[START Data section]

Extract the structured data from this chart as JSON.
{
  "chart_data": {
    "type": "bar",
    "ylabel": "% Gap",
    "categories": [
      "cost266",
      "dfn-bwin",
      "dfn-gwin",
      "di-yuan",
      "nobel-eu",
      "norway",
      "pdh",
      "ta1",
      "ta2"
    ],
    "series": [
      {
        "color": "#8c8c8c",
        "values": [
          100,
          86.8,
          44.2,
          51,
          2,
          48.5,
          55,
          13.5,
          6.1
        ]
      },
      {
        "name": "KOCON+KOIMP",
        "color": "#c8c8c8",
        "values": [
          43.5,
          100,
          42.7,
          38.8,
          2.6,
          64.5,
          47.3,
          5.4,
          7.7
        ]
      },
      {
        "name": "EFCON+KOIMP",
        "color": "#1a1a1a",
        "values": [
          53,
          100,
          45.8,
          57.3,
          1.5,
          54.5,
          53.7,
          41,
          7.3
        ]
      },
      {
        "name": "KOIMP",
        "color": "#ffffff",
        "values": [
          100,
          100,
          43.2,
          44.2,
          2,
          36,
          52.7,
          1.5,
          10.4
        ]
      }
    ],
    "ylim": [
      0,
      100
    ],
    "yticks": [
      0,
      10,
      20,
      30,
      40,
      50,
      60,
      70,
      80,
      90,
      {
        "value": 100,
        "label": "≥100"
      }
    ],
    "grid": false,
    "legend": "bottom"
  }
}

[END Data section]

[Short task] Locate the word "KOIMP" in the data above. Copy every line carrying it.

[Response to the task]
        "name": "KOCON+KOIMP",
        "name": "EFCON+KOIMP",
        "name": "KOIMP",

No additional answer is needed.